==== Gegeven tekst

Profile
Blog
Photos
Videos
Natuur, natuur, natuur.
Eigenlijk ga ik door waar m'n vorige blog eindigde. Want echt, het is prachtig. Rond Huaraz veel hikes gedaan, van eendaagse tochten zoals Laguna Churup, Laguna 69 en de Pastoruri Glacier, tot aan de vierdaagse trekking Santa Cruz. Dat was weliswaar niet de eerste keer dat ik een paar dagen "off the grid" ging, maar wel voor het eerst dat ik me daar heel bewust van was. Het gevoel om alleen in de wildernis te zijn, fantastisch. Nou ja, goed, niet helemaal alleen. Met tien andere hikers en de Peruanen die enorm goed voor ons zorgden met gidsen, eten bereiden en zorgen dat de ezels onze tenten en tassen meezeulden. Maar toch, de wildernis. Die eerste nacht, toen de lucht opklaarde en we de sterrenhemel konden zien. Niet die sterrenhemel van thuis, met enkele lichtpuntjes verspreid in de lucht. Nee! De volledige sterrenhemel, met ontelbare aantallen lichtpunten. Natuurlijk wist ik wel dat de echte sterrenhemel er zo ongeveer uit zou moeten zien, maar om dat voor het eerst zelf te zien, ik stond met een open mond naar boven te staren...
Eenmaal aangekomen in Ecuador ben ik weer die andere natuur gaan opzoeken, aan de kust. Op Isla de la Plata, ook wel het "poor man's Galapagos" genoemd (waar hebben we die term eerder gehoord?) vogels met blauwe voeten gezien, grote schildpadden, en gesnorkeld met felgekleurde vissen. Weer een voorproefje op het echte Galapagos, waar ik nu steeds meer naar uitkijk.
Cultuur, cultuur, cultuur.
Maar nee, niet alleen natuur. Wat me ook altijd boeit aan dit continent, zijn de pre-koloniale culturen. In tijden die enorm ver terug gaan, bestonden hier al meerdere samenlevingen met hun eigen politieke, religieuze en culturele systemen. Met steden van serieuze omvang. Waar Machu Pichu natuurlijk de bekendste is, heb ik ook deze reis weer boeiende plekken bezocht. Zoals Chan Chan, de voormalige hoofdstad van de Chimu-cultuur dat ongeveer zes eeuwen over grote delen van Peru heeft geheerst tot de verovering door de Inca's. In Chan Chan leefden zo'n 50.000 mensen, voor die tijd enorme aantallen. Het bijzondere is dat zowel de Inca's als later de Spanjaarden de stad hebben gelaten voor wat ie was. En hoewel de tijd minder vriendelijk is geweest, is er ondanks de erosie nog heel veel te zien van hoe die stad ooit was. Overdonderend om te zien hoe groot en uitgestrekt dat was.

========
==== Gegeven invoer

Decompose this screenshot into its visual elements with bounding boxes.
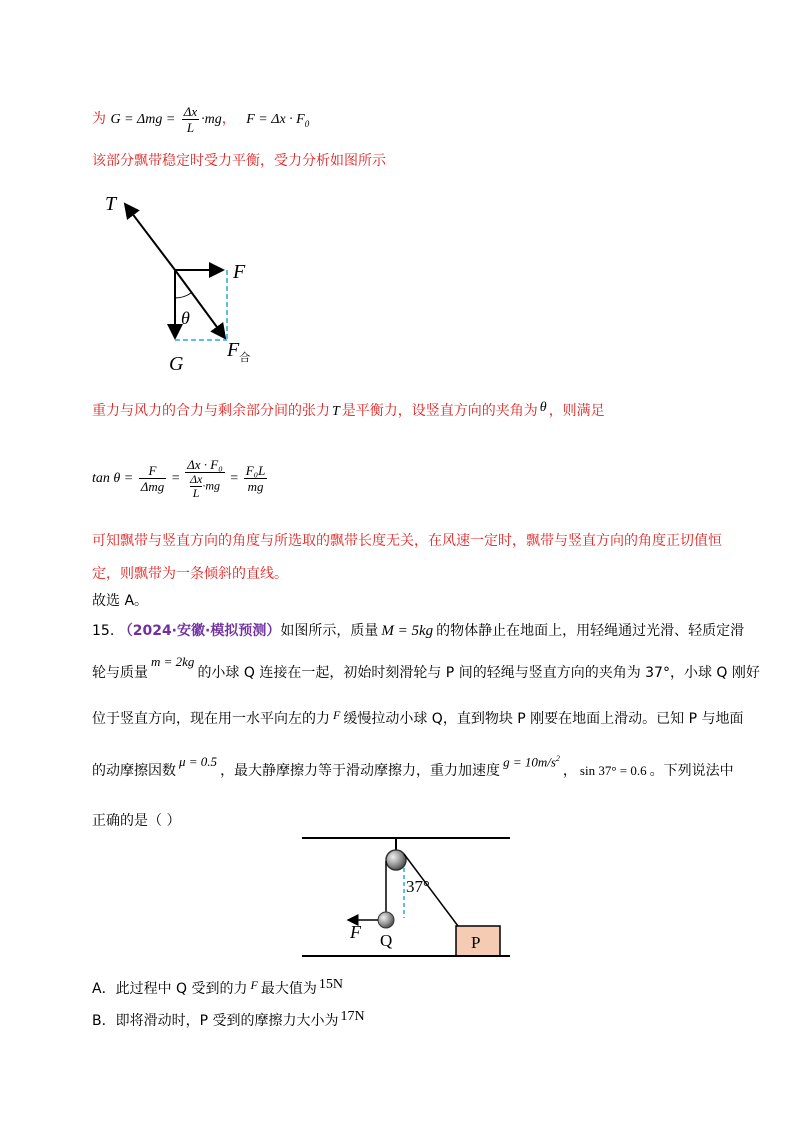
answer-line: 故选 A。 — [92, 593, 149, 609]
g-value: $g = 10m/s^2$ — [503, 753, 560, 769]
conclusion-line-1: 可知飘带与竖直方向的角度与所选取的飘带长度无关，在风速一定时，飘带与竖直方向的角度正切值恒 — [92, 533, 722, 549]
q15-line-2: 轮与质量m = 2kg的小球 Q 连接在一起，初始时刻滑轮与 P 间的轻绳与竖直方向的夹角为 37°，小球 Q 刚好 — [92, 654, 760, 681]
label-q: Q — [380, 931, 393, 950]
conclusion-line-2: 定，则飘带为一条倾斜的直线。 — [92, 566, 288, 582]
q15-line-4: 的动摩擦因数μ = 0.5，最大静摩擦力等于滑动摩擦力，重力加速度$g = 10m/s^2$， sin 37° = 0.6 。下列说法中 — [92, 753, 734, 779]
force-diagram — [95, 190, 270, 375]
f0l-over-mg: $\frac{\text{F₀L}}{mg}$ — [245, 463, 266, 495]
line-g-formula — [92, 102, 309, 136]
separator: ， — [221, 111, 236, 127]
label-f-resultant: $F_合$ — [227, 339, 251, 364]
label-theta: θ — [181, 308, 190, 328]
label-f: F — [233, 261, 246, 283]
label-f: F — [350, 922, 361, 942]
f-formula: $F = \Delta x \cdot F_0$ — [246, 112, 310, 129]
tension-arrow — [125, 204, 175, 270]
g-lhs: G = Δmg = — [110, 112, 176, 127]
ball-q — [378, 912, 394, 928]
label-g: G — [169, 353, 184, 375]
angle-label: 37° — [406, 877, 430, 896]
label-p: P — [471, 933, 481, 952]
balance-statement: 重力与风力的合力与剩余部分间的张力 T 是平衡力，设竖直方向的夹角为 θ ，则满足 — [92, 400, 605, 419]
pulley-diagram — [296, 834, 516, 962]
force-analysis-intro: 该部分飘带稳定时受力平衡，受力分析如图所示 — [92, 153, 386, 169]
source-tag: （2024·安徽·模拟预测） — [118, 623, 281, 639]
label-t: T — [105, 193, 117, 215]
option-b[interactable]: B．即将滑动时，P 受到的摩擦力大小为 17N — [92, 1009, 365, 1029]
f-over-dmg: $\frac{F}{\text{Δmg}}$ — [140, 463, 165, 495]
tan-equation: tan θ = $\frac{F}{\text{Δmg}}$ = Δx · F₀ $\frac{\Delta x}{L}$ ·mg = $\frac{\text{F₀L}}{mg}$ — [92, 457, 266, 501]
pulley — [386, 850, 406, 870]
prefix-text: 为 — [92, 111, 106, 127]
mg-tail: ·mg — [201, 112, 222, 127]
dx-over-l-fraction: $\frac{\Delta x}{L}$ — [183, 103, 198, 135]
q15-line-3: 位于竖直方向，现在用一水平向左的力 F 缓慢拉动小球 Q，直到物块 P 刚要在地面上滑动。已知 P 与地面 — [92, 708, 744, 727]
option-a[interactable]: A．此过程中 Q 受到的力 F 最大值为 15N — [92, 977, 343, 997]
question-number: 15. — [92, 623, 115, 639]
dxf0-over-dxmg: Δx · F₀ $\frac{\Delta x}{L}$ ·mg — [187, 457, 223, 501]
q15-line-1: 15. （2024·安徽·模拟预测）如图所示，质量 M = 5kg 的物体静止在地面上，用轻绳通过光滑、轻质定滑 — [92, 623, 745, 639]
q15-line-5: 正确的是（ ） — [92, 813, 181, 829]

========

Doel taak: Hoeveel mensen woonden er volgens de reisblog in Chan Chan?

Uitgevoerde taak: Zo'n 50.000 mensen.